-- BEGIN Records for this exercise --
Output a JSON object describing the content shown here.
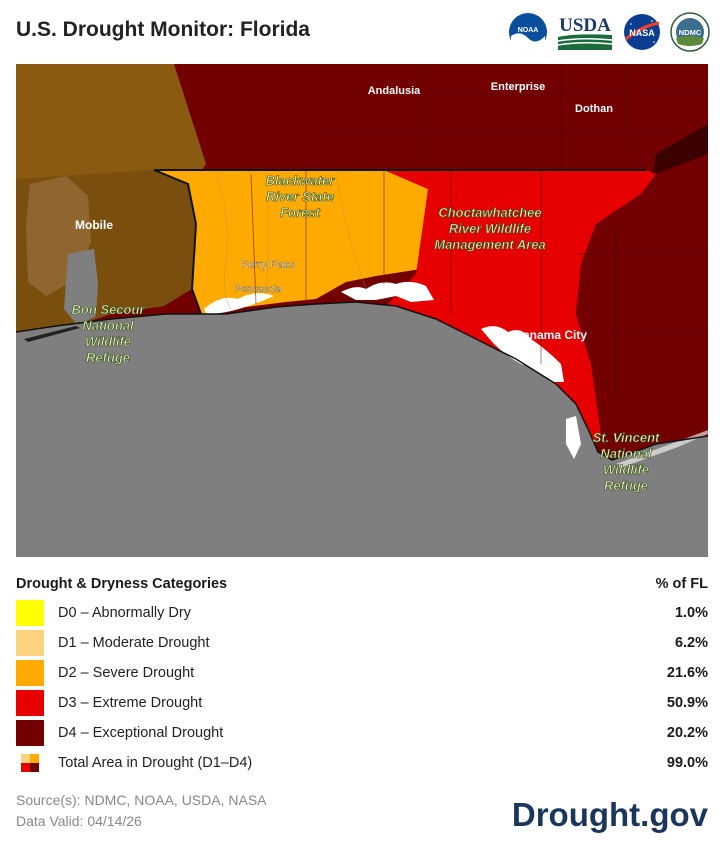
{
  "header": {
    "title": "U.S. Drought Monitor: Florida",
    "logos": {
      "noaa": "NOAA",
      "usda": "USDA",
      "nasa": "NASA",
      "ndmc": "NDMC"
    }
  },
  "map": {
    "cities": {
      "andalusia": "Andalusia",
      "enterprise": "Enterprise",
      "dothan": "Dothan",
      "mobile": "Mobile",
      "ferry_pass": "Ferry Pass",
      "pensacola": "Pensacola",
      "panama_city": "Panama City"
    },
    "areas": {
      "blackwater": [
        "Blackwater",
        "River State",
        "Forest"
      ],
      "choctawhatchee": [
        "Choctawhatchee",
        "River Wildlife",
        "Management Area"
      ],
      "bon_secour": [
        "Bon Secour",
        "National",
        "Wildlife",
        "Refuge"
      ],
      "st_vincent": [
        "St. Vincent",
        "National",
        "Wildlife",
        "Refuge"
      ]
    }
  },
  "legend": {
    "heading": "Drought & Dryness Categories",
    "pct_heading": "% of FL",
    "categories": [
      {
        "label": "D0 – Abnormally Dry",
        "pct": "1.0%",
        "color": "#ffff00"
      },
      {
        "label": "D1 – Moderate Drought",
        "pct": "6.2%",
        "color": "#fcd37f"
      },
      {
        "label": "D2 – Severe Drought",
        "pct": "21.6%",
        "color": "#ffaa00"
      },
      {
        "label": "D3 – Extreme Drought",
        "pct": "50.9%",
        "color": "#e60000"
      },
      {
        "label": "D4 – Exceptional Drought",
        "pct": "20.2%",
        "color": "#730000"
      }
    ],
    "total": {
      "label": "Total Area in Drought (D1–D4)",
      "pct": "99.0%"
    }
  },
  "footer": {
    "source": "Source(s): NDMC, NOAA, USDA, NASA",
    "valid": "Data Valid: 04/14/26",
    "brand": "Drought.gov"
  }
}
-- END Records for this exercise --
### What is asked
Copy each line exactly, and leave the pictures out of your copy.

### The result
Output a JSON object describing the content shown here.
{
  "header": {
    "title": "U.S. Drought Monitor: Florida",
    "logos": {
      "noaa": "NOAA",
      "usda": "USDA",
      "nasa": "NASA",
      "ndmc": "NDMC"
    }
  },
  "map": {
    "cities": {
      "andalusia": "Andalusia",
      "enterprise": "Enterprise",
      "dothan": "Dothan",
      "mobile": "Mobile",
      "ferry_pass": "Ferry Pass",
      "pensacola": "Pensacola",
      "panama_city": "Panama City"
    },
    "areas": {
      "blackwater": [
        "Blackwater",
        "River State",
        "Forest"
      ],
      "choctawhatchee": [
        "Choctawhatchee",
        "River Wildlife",
        "Management Area"
      ],
      "bon_secour": [
        "Bon Secour",
        "National",
        "Wildlife",
        "Refuge"
      ],
      "st_vincent": [
        "St. Vincent",
        "National",
        "Wildlife",
        "Refuge"
      ]
    }
  },
  "legend": {
    "heading": "Drought & Dryness Categories",
    "pct_heading": "% of FL",
    "categories": [
      {
        "label": "D0 – Abnormally Dry",
        "pct": "1.0%",
        "color": "#ffff00"
      },
      {
        "label": "D1 – Moderate Drought",
        "pct": "6.2%",
        "color": "#fcd37f"
      },
      {
        "label": "D2 – Severe Drought",
        "pct": "21.6%",
        "color": "#ffaa00"
      },
      {
        "label": "D3 – Extreme Drought",
        "pct": "50.9%",
        "color": "#e60000"
      },
      {
        "label": "D4 – Exceptional Drought",
        "pct": "20.2%",
        "color": "#730000"
      }
    ],
    "total": {
      "label": "Total Area in Drought (D1–D4)",
      "pct": "99.0%"
    }
  },
  "footer": {
    "source": "Source(s): NDMC, NOAA, USDA, NASA",
    "valid": "Data Valid: 04/14/26",
    "brand": "Drought.gov"
  }
}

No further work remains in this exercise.